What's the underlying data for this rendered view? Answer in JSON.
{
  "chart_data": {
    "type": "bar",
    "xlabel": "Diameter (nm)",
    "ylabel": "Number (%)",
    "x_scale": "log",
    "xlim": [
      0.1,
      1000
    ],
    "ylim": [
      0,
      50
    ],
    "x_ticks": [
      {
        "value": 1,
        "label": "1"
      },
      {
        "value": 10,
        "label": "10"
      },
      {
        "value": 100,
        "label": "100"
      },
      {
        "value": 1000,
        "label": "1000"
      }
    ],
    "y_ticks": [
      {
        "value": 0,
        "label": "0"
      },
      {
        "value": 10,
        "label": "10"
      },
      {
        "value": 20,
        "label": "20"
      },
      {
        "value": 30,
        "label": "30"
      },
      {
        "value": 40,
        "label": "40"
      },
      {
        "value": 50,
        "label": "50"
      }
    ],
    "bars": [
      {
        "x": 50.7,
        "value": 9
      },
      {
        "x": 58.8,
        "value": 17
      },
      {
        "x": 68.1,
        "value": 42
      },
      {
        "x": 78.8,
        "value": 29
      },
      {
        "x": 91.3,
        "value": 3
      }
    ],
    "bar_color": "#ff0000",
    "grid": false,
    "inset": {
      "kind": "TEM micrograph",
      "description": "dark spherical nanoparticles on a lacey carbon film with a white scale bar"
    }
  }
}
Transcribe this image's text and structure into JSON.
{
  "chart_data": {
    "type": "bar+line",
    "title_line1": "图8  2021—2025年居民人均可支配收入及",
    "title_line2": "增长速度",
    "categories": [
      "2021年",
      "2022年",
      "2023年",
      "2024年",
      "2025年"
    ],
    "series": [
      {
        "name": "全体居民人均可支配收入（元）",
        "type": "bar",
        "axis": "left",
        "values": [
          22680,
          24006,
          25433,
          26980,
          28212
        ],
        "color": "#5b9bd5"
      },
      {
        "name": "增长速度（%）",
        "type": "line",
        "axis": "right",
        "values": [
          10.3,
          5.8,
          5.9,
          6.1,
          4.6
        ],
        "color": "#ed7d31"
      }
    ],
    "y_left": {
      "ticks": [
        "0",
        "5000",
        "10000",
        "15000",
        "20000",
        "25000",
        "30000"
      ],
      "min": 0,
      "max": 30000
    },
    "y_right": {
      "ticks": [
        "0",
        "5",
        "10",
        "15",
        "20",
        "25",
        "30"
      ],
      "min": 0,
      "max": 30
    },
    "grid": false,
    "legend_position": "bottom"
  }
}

┄┄┄┄┄┄

The request: Every line from the one containing "Transcribe this image's" through the last line must be copied exactly; leave out the rest.

Task result:
Transcribe this image's text and structure into JSON.
{
  "chart_data": {
    "type": "bar+line",
    "title_line1": "图8  2021—2025年居民人均可支配收入及",
    "title_line2": "增长速度",
    "categories": [
      "2021年",
      "2022年",
      "2023年",
      "2024年",
      "2025年"
    ],
    "series": [
      {
        "name": "全体居民人均可支配收入（元）",
        "type": "bar",
        "axis": "left",
        "values": [
          22680,
          24006,
          25433,
          26980,
          28212
        ],
        "color": "#5b9bd5"
      },
      {
        "name": "增长速度（%）",
        "type": "line",
        "axis": "right",
        "values": [
          10.3,
          5.8,
          5.9,
          6.1,
          4.6
        ],
        "color": "#ed7d31"
      }
    ],
    "y_left": {
      "ticks": [
        "0",
        "5000",
        "10000",
        "15000",
        "20000",
        "25000",
        "30000"
      ],
      "min": 0,
      "max": 30000
    },
    "y_right": {
      "ticks": [
        "0",
        "5",
        "10",
        "15",
        "20",
        "25",
        "30"
      ],
      "min": 0,
      "max": 30
    },
    "grid": false,
    "legend_position": "bottom"
  }
}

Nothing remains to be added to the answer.